Exercise material.
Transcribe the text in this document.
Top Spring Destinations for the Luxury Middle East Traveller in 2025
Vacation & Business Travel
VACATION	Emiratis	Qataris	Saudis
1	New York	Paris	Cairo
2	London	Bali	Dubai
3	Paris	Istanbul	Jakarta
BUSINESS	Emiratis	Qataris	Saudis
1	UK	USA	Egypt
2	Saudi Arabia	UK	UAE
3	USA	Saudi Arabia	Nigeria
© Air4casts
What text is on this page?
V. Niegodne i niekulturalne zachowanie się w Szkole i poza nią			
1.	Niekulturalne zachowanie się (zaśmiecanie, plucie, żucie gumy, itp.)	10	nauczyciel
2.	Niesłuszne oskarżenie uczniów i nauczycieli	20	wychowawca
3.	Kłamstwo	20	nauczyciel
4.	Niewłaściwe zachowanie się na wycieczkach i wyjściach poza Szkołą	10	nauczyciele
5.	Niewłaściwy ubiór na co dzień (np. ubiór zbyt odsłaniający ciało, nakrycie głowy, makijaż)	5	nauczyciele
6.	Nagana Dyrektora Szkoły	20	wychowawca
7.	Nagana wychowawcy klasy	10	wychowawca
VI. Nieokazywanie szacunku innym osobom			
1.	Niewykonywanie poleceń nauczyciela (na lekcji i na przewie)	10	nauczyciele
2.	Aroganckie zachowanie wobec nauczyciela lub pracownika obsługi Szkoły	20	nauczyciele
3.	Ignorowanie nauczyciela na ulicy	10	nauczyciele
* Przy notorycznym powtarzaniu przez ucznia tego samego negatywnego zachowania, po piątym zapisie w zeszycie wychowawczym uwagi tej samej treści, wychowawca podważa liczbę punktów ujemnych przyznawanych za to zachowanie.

Exercise directions.
Return the material in full, exactly as shown.

Response below.
Transcribe the text in this document.
Top Spring Destinations for the Luxury Middle East Traveller in 2025
Vacation & Business Travel
VACATION	Emiratis	Qataris	Saudis
1	New York	Paris	Cairo
2	London	Bali	Dubai
3	Paris	Istanbul	Jakarta
BUSINESS	Emiratis	Qataris	Saudis
1	UK	USA	Egypt
2	Saudi Arabia	UK	UAE
3	USA	Saudi Arabia	Nigeria
© Air4casts
What text is on this page?
V. Niegodne i niekulturalne zachowanie się w Szkole i poza nią			
1.	Niekulturalne zachowanie się (zaśmiecanie, plucie, żucie gumy, itp.)	10	nauczyciel
2.	Niesłuszne oskarżenie uczniów i nauczycieli	20	wychowawca
3.	Kłamstwo	20	nauczyciel
4.	Niewłaściwe zachowanie się na wycieczkach i wyjściach poza Szkołą	10	nauczyciele
5.	Niewłaściwy ubiór na co dzień (np. ubiór zbyt odsłaniający ciało, nakrycie głowy, makijaż)	5	nauczyciele
6.	Nagana Dyrektora Szkoły	20	wychowawca
7.	Nagana wychowawcy klasy	10	wychowawca
VI. Nieokazywanie szacunku innym osobom			
1.	Niewykonywanie poleceń nauczyciela (na lekcji i na przewie)	10	nauczyciele
2.	Aroganckie zachowanie wobec nauczyciela lub pracownika obsługi Szkoły	20	nauczyciele
3.	Ignorowanie nauczyciela na ulicy	10	nauczyciele
* Przy notorycznym powtarzaniu przez ucznia tego samego negatywnego zachowania, po piątym zapisie w zeszycie wychowawczym uwagi tej samej treści, wychowawca podważa liczbę punktów ujemnych przyznawanych za to zachowanie.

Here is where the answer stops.